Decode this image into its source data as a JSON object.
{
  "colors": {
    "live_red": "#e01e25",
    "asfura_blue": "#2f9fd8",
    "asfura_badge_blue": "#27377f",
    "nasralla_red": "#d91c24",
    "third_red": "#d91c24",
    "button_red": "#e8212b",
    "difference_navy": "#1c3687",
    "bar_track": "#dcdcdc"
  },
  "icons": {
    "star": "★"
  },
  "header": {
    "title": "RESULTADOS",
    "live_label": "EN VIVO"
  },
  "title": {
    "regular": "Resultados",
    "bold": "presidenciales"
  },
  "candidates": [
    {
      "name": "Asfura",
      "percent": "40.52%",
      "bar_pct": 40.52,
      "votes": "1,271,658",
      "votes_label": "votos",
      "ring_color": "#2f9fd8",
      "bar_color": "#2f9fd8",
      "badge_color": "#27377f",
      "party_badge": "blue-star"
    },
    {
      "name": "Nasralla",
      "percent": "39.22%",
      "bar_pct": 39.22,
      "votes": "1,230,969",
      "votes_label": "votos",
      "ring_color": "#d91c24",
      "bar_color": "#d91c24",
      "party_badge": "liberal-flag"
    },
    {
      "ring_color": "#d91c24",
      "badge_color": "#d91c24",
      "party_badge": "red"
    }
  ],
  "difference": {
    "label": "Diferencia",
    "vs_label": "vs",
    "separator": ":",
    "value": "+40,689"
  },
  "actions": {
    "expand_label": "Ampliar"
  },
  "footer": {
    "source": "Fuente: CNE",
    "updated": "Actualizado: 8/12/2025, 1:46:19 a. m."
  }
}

****

| TASK DIRECTIONS |
Copy the material above, line for line.

| TASK SOLUTION |
Decode this image into its source data as a JSON object.
{
  "colors": {
    "live_red": "#e01e25",
    "asfura_blue": "#2f9fd8",
    "asfura_badge_blue": "#27377f",
    "nasralla_red": "#d91c24",
    "third_red": "#d91c24",
    "button_red": "#e8212b",
    "difference_navy": "#1c3687",
    "bar_track": "#dcdcdc"
  },
  "icons": {
    "star": "★"
  },
  "header": {
    "title": "RESULTADOS",
    "live_label": "EN VIVO"
  },
  "title": {
    "regular": "Resultados",
    "bold": "presidenciales"
  },
  "candidates": [
    {
      "name": "Asfura",
      "percent": "40.52%",
      "bar_pct": 40.52,
      "votes": "1,271,658",
      "votes_label": "votos",
      "ring_color": "#2f9fd8",
      "bar_color": "#2f9fd8",
      "badge_color": "#27377f",
      "party_badge": "blue-star"
    },
    {
      "name": "Nasralla",
      "percent": "39.22%",
      "bar_pct": 39.22,
      "votes": "1,230,969",
      "votes_label": "votos",
      "ring_color": "#d91c24",
      "bar_color": "#d91c24",
      "party_badge": "liberal-flag"
    },
    {
      "ring_color": "#d91c24",
      "badge_color": "#d91c24",
      "party_badge": "red"
    }
  ],
  "difference": {
    "label": "Diferencia",
    "vs_label": "vs",
    "separator": ":",
    "value": "+40,689"
  },
  "actions": {
    "expand_label": "Ampliar"
  },
  "footer": {
    "source": "Fuente: CNE",
    "updated": "Actualizado: 8/12/2025, 1:46:19 a. m."
  }
}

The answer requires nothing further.